Record excerpts ->

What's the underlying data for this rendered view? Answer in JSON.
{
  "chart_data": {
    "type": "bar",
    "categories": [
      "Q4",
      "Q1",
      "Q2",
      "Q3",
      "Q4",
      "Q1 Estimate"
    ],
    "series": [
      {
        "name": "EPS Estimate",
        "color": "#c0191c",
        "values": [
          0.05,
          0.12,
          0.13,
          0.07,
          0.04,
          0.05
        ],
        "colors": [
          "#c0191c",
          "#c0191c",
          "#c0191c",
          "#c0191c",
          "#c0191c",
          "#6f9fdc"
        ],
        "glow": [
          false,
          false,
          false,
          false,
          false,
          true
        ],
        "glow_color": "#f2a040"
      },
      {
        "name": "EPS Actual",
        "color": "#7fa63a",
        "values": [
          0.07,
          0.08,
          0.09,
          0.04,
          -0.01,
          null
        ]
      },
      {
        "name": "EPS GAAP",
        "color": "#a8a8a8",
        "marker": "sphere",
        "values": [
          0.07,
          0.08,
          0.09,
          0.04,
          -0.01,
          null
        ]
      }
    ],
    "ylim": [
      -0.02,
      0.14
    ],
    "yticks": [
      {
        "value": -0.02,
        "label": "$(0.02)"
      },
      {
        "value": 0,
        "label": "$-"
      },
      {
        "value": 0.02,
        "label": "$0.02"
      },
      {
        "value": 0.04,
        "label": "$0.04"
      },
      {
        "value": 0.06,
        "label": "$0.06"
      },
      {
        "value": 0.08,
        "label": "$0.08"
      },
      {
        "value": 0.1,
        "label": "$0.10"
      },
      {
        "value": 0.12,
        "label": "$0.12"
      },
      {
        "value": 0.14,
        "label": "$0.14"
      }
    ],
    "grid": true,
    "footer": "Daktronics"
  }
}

Instructions to follow -> Write out the entries above word for word.

Task response ->
What's the underlying data for this rendered view? Answer in JSON.
{
  "chart_data": {
    "type": "bar",
    "categories": [
      "Q4",
      "Q1",
      "Q2",
      "Q3",
      "Q4",
      "Q1 Estimate"
    ],
    "series": [
      {
        "name": "EPS Estimate",
        "color": "#c0191c",
        "values": [
          0.05,
          0.12,
          0.13,
          0.07,
          0.04,
          0.05
        ],
        "colors": [
          "#c0191c",
          "#c0191c",
          "#c0191c",
          "#c0191c",
          "#c0191c",
          "#6f9fdc"
        ],
        "glow": [
          false,
          false,
          false,
          false,
          false,
          true
        ],
        "glow_color": "#f2a040"
      },
      {
        "name": "EPS Actual",
        "color": "#7fa63a",
        "values": [
          0.07,
          0.08,
          0.09,
          0.04,
          -0.01,
          null
        ]
      },
      {
        "name": "EPS GAAP",
        "color": "#a8a8a8",
        "marker": "sphere",
        "values": [
          0.07,
          0.08,
          0.09,
          0.04,
          -0.01,
          null
        ]
      }
    ],
    "ylim": [
      -0.02,
      0.14
    ],
    "yticks": [
      {
        "value": -0.02,
        "label": "$(0.02)"
      },
      {
        "value": 0,
        "label": "$-"
      },
      {
        "value": 0.02,
        "label": "$0.02"
      },
      {
        "value": 0.04,
        "label": "$0.04"
      },
      {
        "value": 0.06,
        "label": "$0.06"
      },
      {
        "value": 0.08,
        "label": "$0.08"
      },
      {
        "value": 0.1,
        "label": "$0.10"
      },
      {
        "value": 0.12,
        "label": "$0.12"
      },
      {
        "value": 0.14,
        "label": "$0.14"
      }
    ],
    "grid": true,
    "footer": "Daktronics"
  }
}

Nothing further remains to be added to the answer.